Recorded data:
________________

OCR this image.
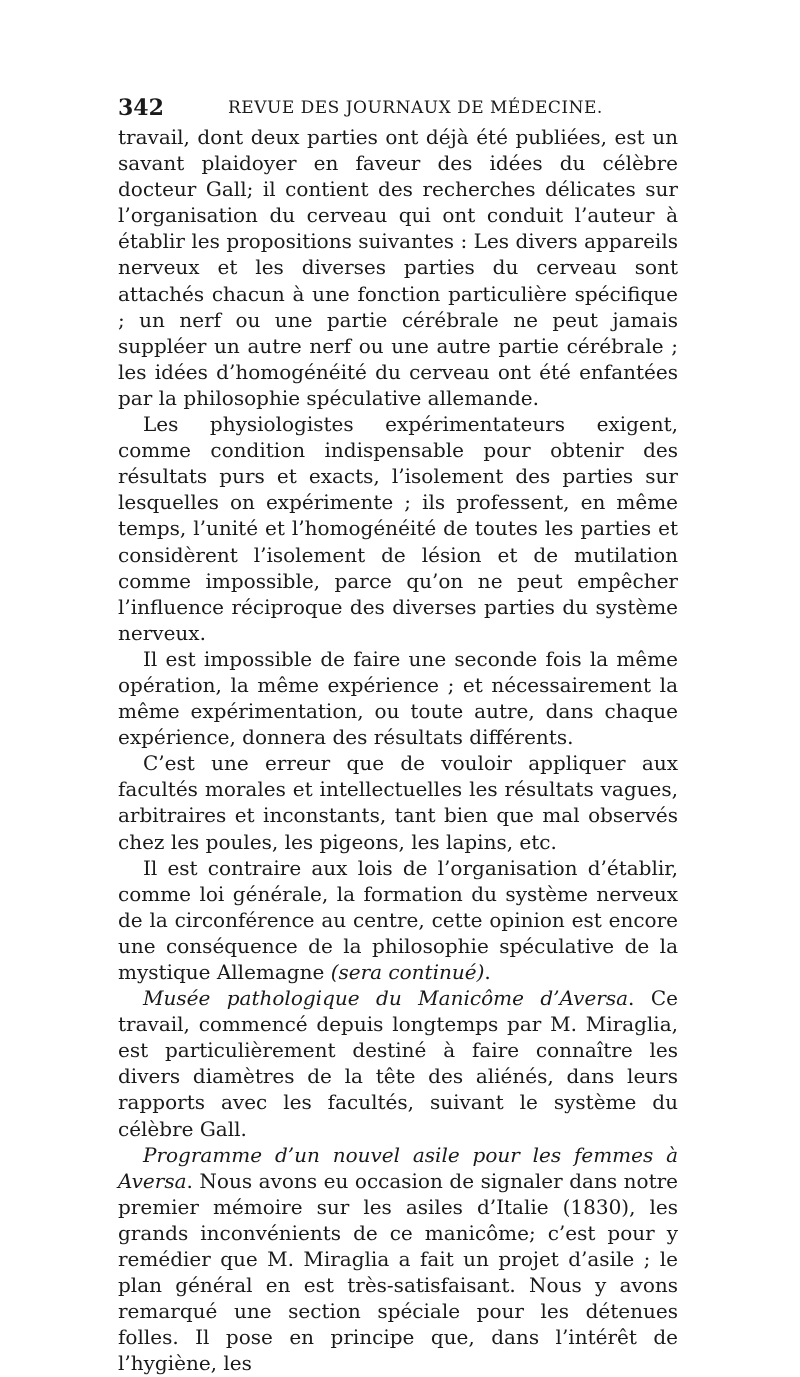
342	REVUE DES JOURNAUX DE MÉDECINE.

travail, dont deux parties ont déjà été publiées, est un savant plaidoyer en faveur des idées du célèbre docteur Gall; il contient des recherches délicates sur l’organisation du cerveau qui ont conduit l’auteur à établir les propositions suivantes : Les divers appareils nerveux et les diverses parties du cerveau sont attachés chacun à une fonction particulière spécifique ; un nerf ou une partie cérébrale ne peut jamais suppléer un autre nerf ou une autre partie cérébrale ; les idées d’homogénéité du cerveau ont été enfantées par la philosophie spéculative allemande.

Les physiologistes expérimentateurs exigent, comme condition indispensable pour obtenir des résultats purs et exacts, l’isolement des parties sur lesquelles on expérimente ; ils professent, en même temps, l’unité et l’homogénéité de toutes les parties et considèrent l’isolement de lésion et de mutilation comme impossible, parce qu’on ne peut empêcher l’influence réciproque des diverses parties du système nerveux.

Il est impossible de faire une seconde fois la même opération, la même expérience ; et nécessairement la même expérimentation, ou toute autre, dans chaque expérience, donnera des résultats différents.

C’est une erreur que de vouloir appliquer aux facultés morales et intellectuelles les résultats vagues, arbitraires et inconstants, tant bien que mal observés chez les poules, les pigeons, les lapins, etc.

Il est contraire aux lois de l’organisation d’établir, comme loi générale, la formation du système nerveux de la circonférence au centre, cette opinion est encore une conséquence de la philosophie spéculative de la mystique Allemagne (sera continué).

Musée pathologique du Manicôme d’Aversa. Ce travail, commencé depuis longtemps par M. Miraglia, est particulièrement destiné à faire connaître les divers diamètres de la tête des aliénés, dans leurs rapports avec les facultés, suivant le système du célèbre Gall.

Programme d’un nouvel asile pour les femmes à Aversa. Nous avons eu occasion de signaler dans notre premier mémoire sur les asiles d’Italie (1830), les grands inconvénients de ce manicôme; c’est pour y remédier que M. Miraglia a fait un projet d’asile ; le plan général en est très-satisfaisant. Nous y avons remarqué une section spéciale pour les détenues folles. Il pose en principe que, dans l’intérêt de l’hygiène, les
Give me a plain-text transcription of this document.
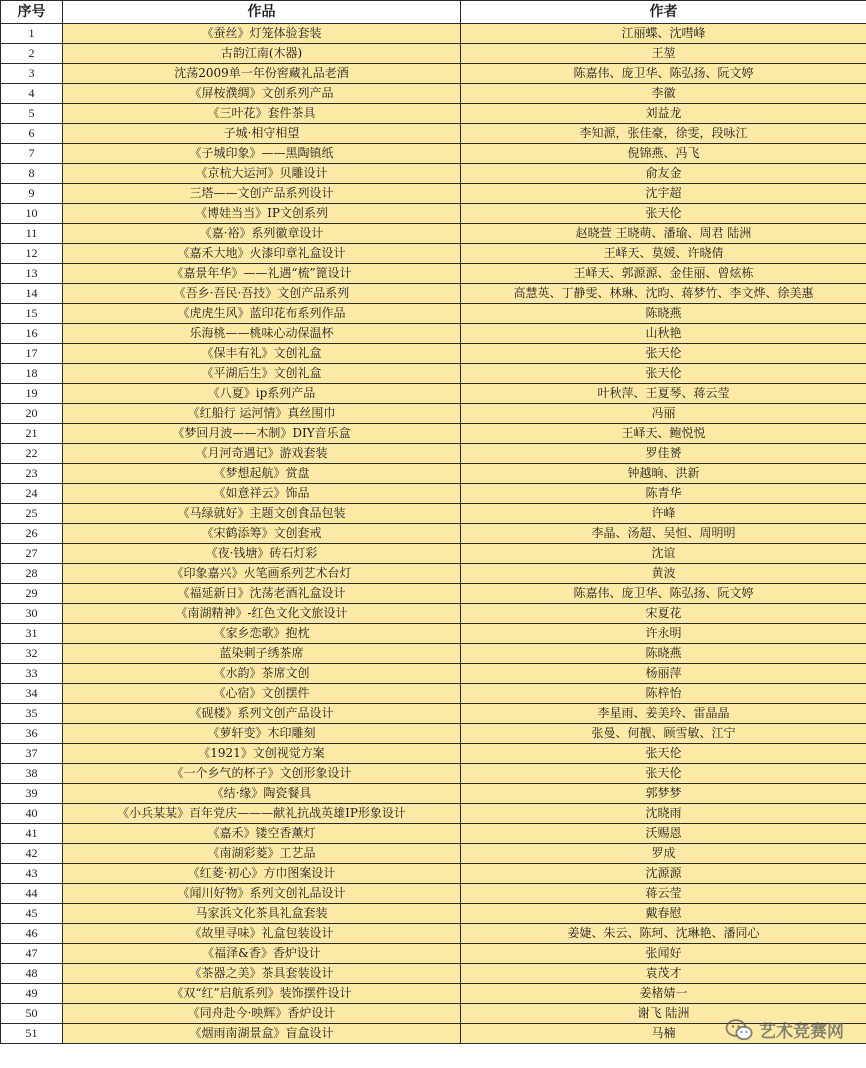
序号	作品	作者
1	《蚕丝》灯笼体验套装	江丽蝶、沈嘒峰
2	古韵江南(木器)	王堃
3	沈荡2009单一年份窖藏礼品老酒	陈嘉伟、庞卫华、陈弘扬、阮文婷
4	《屏桉濮绸》文创系列产品	李徽
5	《三叶花》套件茶具	刘益龙
6	子城·相守相望	李知源，张佳豪，徐雯，段咏江
7	《子城印象》——黑陶镇纸	倪锦燕、冯飞
8	《京杭大运河》贝雕设计	俞友金
9	三塔——文创产品系列设计	沈宇超
10	《博娃当当》IP文创系列	张天伦
11	《嘉·裕》系列徽章设计	赵晓萱 王晓萌、潘瑜、周君 陆洲
12	《嘉禾大地》火漆印章礼盒设计	王峄天、莫媛、许晓倩
13	《嘉景年华》——礼遇“梳”篦设计	王峄天、郭源源、金佳丽、曾炫栋
14	《吾乡·吾民·吾技》文创产品系列	高慧英、丁静雯、林琳、沈昀、蒋梦竹、李文烨、徐美惠
15	《虎虎生风》蓝印花布系列作品	陈晓燕
16	乐海桃——桃味心动保温杯	山秋艳
17	《保丰有礼》文创礼盒	张天伦
18	《平湖后生》文创礼盒	张天伦
19	《八夏》ip系列产品	叶秋萍、王夏琴、蒋云莹
20	《红船行 运河情》真丝围巾	冯丽
21	《梦回月波——木制》DIY音乐盒	王峄天、鲍悦悦
22	《月河奇遇记》游戏套装	罗佳赟
23	《梦想起航》赏盘	钟越晌、洪新
24	《如意祥云》饰品	陈青华
25	《马绿就好》主题文创食品包装	许峰
26	《宋鹤添筹》文创套戒	李晶、汤超、吴恒、周明明
27	《夜·钱塘》砖石灯彩	沈谊
28	《印象嘉兴》火笔画系列艺术台灯	黄波
29	《福延新日》沈荡老酒礼盒设计	陈嘉伟、庞卫华、陈弘扬、阮文婷
30	《南湖精神》-红色文化文旅设计	宋夏花
31	《家乡恋歌》抱枕	许永明
32	蓝染刺子绣茶席	陈晓燕
33	《水韵》茶席文创	杨丽萍
34	《心宿》文创摆件	陈梓怡
35	《砚楼》系列文创产品设计	李星雨、姜美玲、雷晶晶
36	《萝轩变》木印雕刻	张曼、何靓、顾雪敏、江宁
37	《1921》文创视觉方案	张天伦
38	《一个乡气的杯子》文创形象设计	张天伦
39	《结·缘》陶瓷餐具	郭梦梦
40	《小兵某某》百年党庆———献礼抗战英雄IP形象设计	沈晓雨
41	《嘉禾》镂空香薰灯	沃赐恩
42	《南湖彩菱》工艺品	罗成
43	《红菱·初心》方巾图案设计	沈源源
44	《闻川好物》系列文创礼品设计	蒋云莹
45	马家浜文化茶具礼盒套装	戴春慰
46	《故里寻味》礼盒包装设计	姜婕、朱云、陈珂、沈琳艳、潘同心
47	《福泽&香》香炉设计	张闻好
48	《茶器之美》茶具套装设计	袁茂才
49	《双“红”启航系列》装饰摆件设计	姜楮婧一
50	《同舟赴今·映辉》香炉设计	谢飞 陆洲
51	《烟雨南湖景盒》盲盒设计	马楠	艺术竞赛网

________________

Written request = Scan the material above. Extract every line in which the word "this" occurs.

Completed task =
OCR this image.
Give me a plain-text transcription of this document.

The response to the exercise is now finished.